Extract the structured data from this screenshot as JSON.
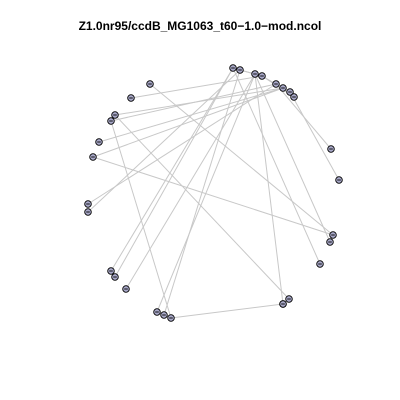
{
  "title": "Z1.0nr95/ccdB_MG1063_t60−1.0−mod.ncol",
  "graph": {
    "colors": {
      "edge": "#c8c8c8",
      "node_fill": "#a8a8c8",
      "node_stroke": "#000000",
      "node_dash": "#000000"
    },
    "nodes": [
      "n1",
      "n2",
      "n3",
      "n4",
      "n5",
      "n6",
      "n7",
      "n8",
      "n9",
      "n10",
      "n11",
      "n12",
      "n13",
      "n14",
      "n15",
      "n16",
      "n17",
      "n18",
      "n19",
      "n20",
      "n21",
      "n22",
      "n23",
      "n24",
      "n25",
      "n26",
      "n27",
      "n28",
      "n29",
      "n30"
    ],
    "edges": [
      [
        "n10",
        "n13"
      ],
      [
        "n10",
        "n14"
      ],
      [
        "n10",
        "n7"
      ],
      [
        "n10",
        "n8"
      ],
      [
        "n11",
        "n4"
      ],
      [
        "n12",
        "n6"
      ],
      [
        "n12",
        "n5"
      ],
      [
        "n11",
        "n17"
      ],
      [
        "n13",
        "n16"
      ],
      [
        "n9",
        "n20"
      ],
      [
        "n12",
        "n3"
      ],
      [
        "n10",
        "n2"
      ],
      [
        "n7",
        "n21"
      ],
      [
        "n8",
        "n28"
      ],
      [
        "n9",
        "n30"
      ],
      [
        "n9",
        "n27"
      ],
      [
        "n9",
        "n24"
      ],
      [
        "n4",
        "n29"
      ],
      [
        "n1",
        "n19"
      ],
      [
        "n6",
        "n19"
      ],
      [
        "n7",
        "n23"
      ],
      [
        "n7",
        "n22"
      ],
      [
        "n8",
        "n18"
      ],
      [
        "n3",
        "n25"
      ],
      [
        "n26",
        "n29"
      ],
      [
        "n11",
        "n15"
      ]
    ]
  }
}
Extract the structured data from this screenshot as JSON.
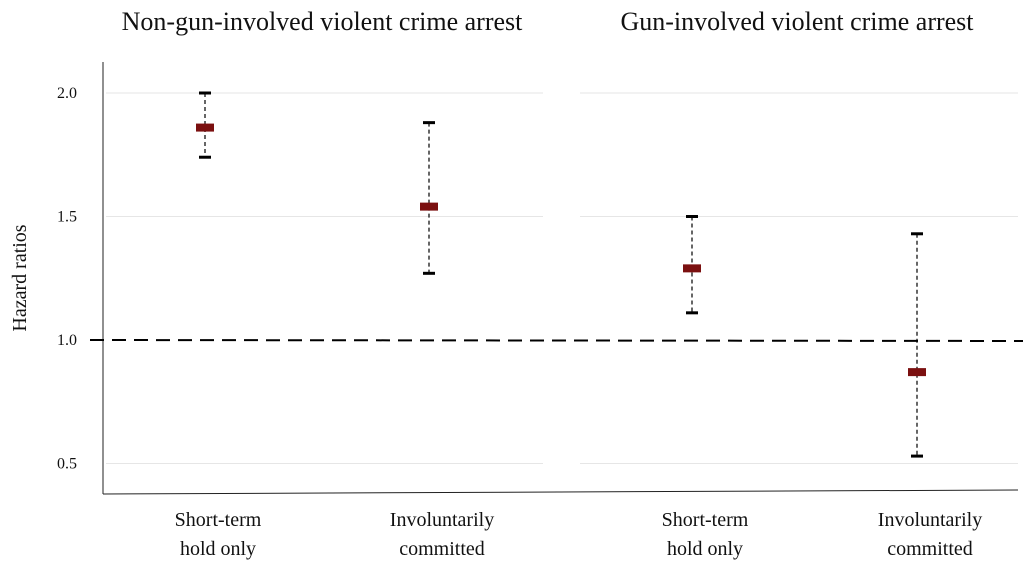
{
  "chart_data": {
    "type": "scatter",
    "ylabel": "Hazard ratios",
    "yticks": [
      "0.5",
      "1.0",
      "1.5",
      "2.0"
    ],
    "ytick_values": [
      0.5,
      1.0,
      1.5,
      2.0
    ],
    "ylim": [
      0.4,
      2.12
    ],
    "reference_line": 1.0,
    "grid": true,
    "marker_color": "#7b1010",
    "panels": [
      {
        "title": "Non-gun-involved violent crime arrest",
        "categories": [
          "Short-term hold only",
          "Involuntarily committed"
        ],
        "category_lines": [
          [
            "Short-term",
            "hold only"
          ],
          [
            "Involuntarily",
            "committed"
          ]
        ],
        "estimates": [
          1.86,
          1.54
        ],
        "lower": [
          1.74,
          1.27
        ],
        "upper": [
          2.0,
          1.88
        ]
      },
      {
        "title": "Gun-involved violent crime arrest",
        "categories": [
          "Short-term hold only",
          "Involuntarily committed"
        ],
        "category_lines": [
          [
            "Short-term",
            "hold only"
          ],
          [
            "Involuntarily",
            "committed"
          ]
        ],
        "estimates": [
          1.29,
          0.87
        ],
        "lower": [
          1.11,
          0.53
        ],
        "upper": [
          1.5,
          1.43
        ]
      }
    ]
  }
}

• **Aim**
Show, from the material above, each line that includes the string "arrest".

• **Worked answer**
        "title": "Non-gun-involved violent crime arrest",
        "title": "Gun-involved violent crime arrest",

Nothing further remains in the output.